Entries from a dataset

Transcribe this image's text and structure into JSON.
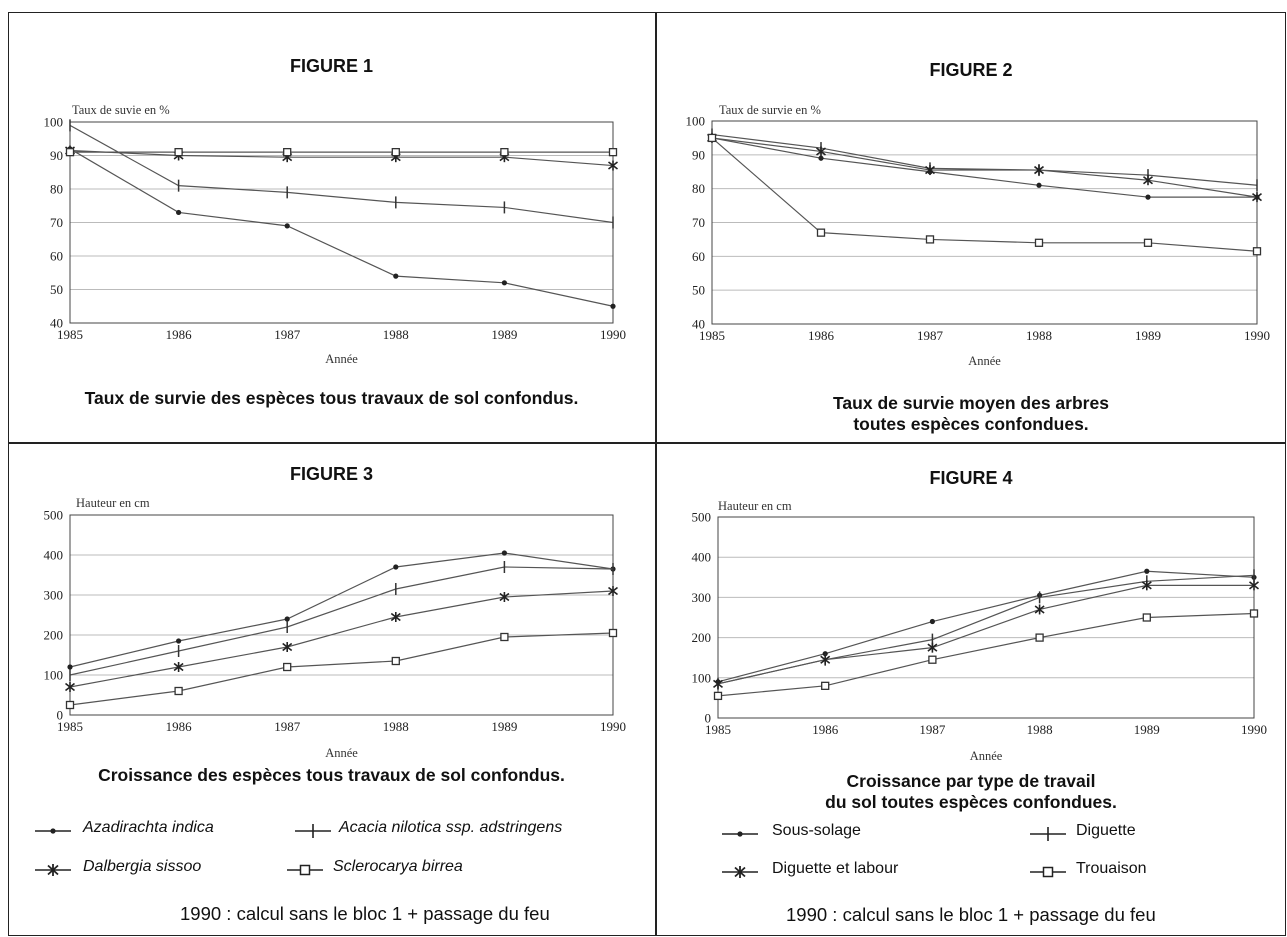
{
  "chart_data": [
    {
      "type": "line",
      "figure_label": "FIGURE 1",
      "title": "Taux de survie des espèces tous travaux de sol confondus.",
      "ylabel": "Taux de suvie en %",
      "xlabel": "Année",
      "x": [
        1985,
        1986,
        1987,
        1988,
        1989,
        1990
      ],
      "ylim": [
        40,
        100
      ],
      "yticks": [
        40,
        50,
        60,
        70,
        80,
        90,
        100
      ],
      "grid": true,
      "series": [
        {
          "marker": "dot",
          "values": [
            92,
            73,
            69,
            54,
            52,
            45
          ]
        },
        {
          "marker": "plus",
          "values": [
            99,
            81,
            79,
            76,
            74.5,
            70
          ]
        },
        {
          "marker": "star",
          "values": [
            91.5,
            90,
            89.5,
            89.5,
            89.5,
            87
          ]
        },
        {
          "marker": "square",
          "values": [
            91,
            91,
            91,
            91,
            91,
            91
          ]
        }
      ]
    },
    {
      "type": "line",
      "figure_label": "FIGURE 2",
      "title": "Taux de survie moyen des arbres toutes espèces confondues.",
      "title_lines": [
        "Taux de survie moyen des arbres",
        "toutes espèces confondues."
      ],
      "ylabel": "Taux de survie en %",
      "xlabel": "Année",
      "x": [
        1985,
        1986,
        1987,
        1988,
        1989,
        1990
      ],
      "ylim": [
        40,
        100
      ],
      "yticks": [
        40,
        50,
        60,
        70,
        80,
        90,
        100
      ],
      "grid": true,
      "series": [
        {
          "marker": "dot",
          "values": [
            95,
            89,
            85,
            81,
            77.5,
            77.5
          ]
        },
        {
          "marker": "plus",
          "values": [
            96,
            92,
            86,
            85.5,
            84,
            81
          ]
        },
        {
          "marker": "star",
          "values": [
            95,
            91,
            85.5,
            85.5,
            82.5,
            77.5
          ]
        },
        {
          "marker": "square",
          "values": [
            95,
            67,
            65,
            64,
            64,
            61.5
          ]
        }
      ]
    },
    {
      "type": "line",
      "figure_label": "FIGURE 3",
      "title": "Croissance des espèces tous travaux de sol confondus.",
      "ylabel": "Hauteur en cm",
      "xlabel": "Année",
      "x": [
        1985,
        1986,
        1987,
        1988,
        1989,
        1990
      ],
      "ylim": [
        0,
        500
      ],
      "yticks": [
        0,
        100,
        200,
        300,
        400,
        500
      ],
      "grid": true,
      "series": [
        {
          "name": "Azadirachta indica",
          "marker": "dot",
          "values": [
            120,
            185,
            240,
            370,
            405,
            365
          ]
        },
        {
          "name": "Acacia nilotica ssp. adstringens",
          "marker": "plus",
          "values": [
            100,
            160,
            220,
            315,
            370,
            365
          ]
        },
        {
          "name": "Dalbergia sissoo",
          "marker": "star",
          "values": [
            70,
            120,
            170,
            245,
            295,
            310
          ]
        },
        {
          "name": "Sclerocarya birrea",
          "marker": "square",
          "values": [
            25,
            60,
            120,
            135,
            195,
            205
          ]
        }
      ]
    },
    {
      "type": "line",
      "figure_label": "FIGURE 4",
      "title": "Croissance par type de travail du sol toutes espèces confondues.",
      "title_lines": [
        "Croissance par type de travail",
        "du sol toutes espèces confondues."
      ],
      "ylabel": "Hauteur en cm",
      "xlabel": "Année",
      "x": [
        1985,
        1986,
        1987,
        1988,
        1989,
        1990
      ],
      "ylim": [
        0,
        500
      ],
      "yticks": [
        0,
        100,
        200,
        300,
        400,
        500
      ],
      "grid": true,
      "series": [
        {
          "name": "Sous-solage",
          "marker": "dot",
          "values": [
            90,
            160,
            240,
            305,
            365,
            350
          ]
        },
        {
          "name": "Diguette",
          "marker": "plus",
          "values": [
            85,
            145,
            195,
            300,
            340,
            355
          ]
        },
        {
          "name": "Diguette et labour",
          "marker": "star",
          "values": [
            85,
            145,
            175,
            270,
            330,
            330
          ]
        },
        {
          "name": "Trouaison",
          "marker": "square",
          "values": [
            55,
            80,
            145,
            200,
            250,
            260
          ]
        }
      ]
    }
  ],
  "legends": {
    "fig3": [
      "Azadirachta indica",
      "Acacia nilotica ssp. adstringens",
      "Dalbergia sissoo",
      "Sclerocarya birrea"
    ],
    "fig4": [
      "Sous-solage",
      "Diguette",
      "Diguette et labour",
      "Trouaison"
    ]
  },
  "notes": {
    "fig3": "1990 : calcul sans le bloc 1 + passage du feu",
    "fig4": "1990 : calcul sans le bloc 1 + passage du feu"
  }
}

- _Task to carry out_
Your task is to gather every line with the word "labour" and copy it.

- _Result of the exercise_
          "name": "Diguette et labour",
      "Diguette et labour",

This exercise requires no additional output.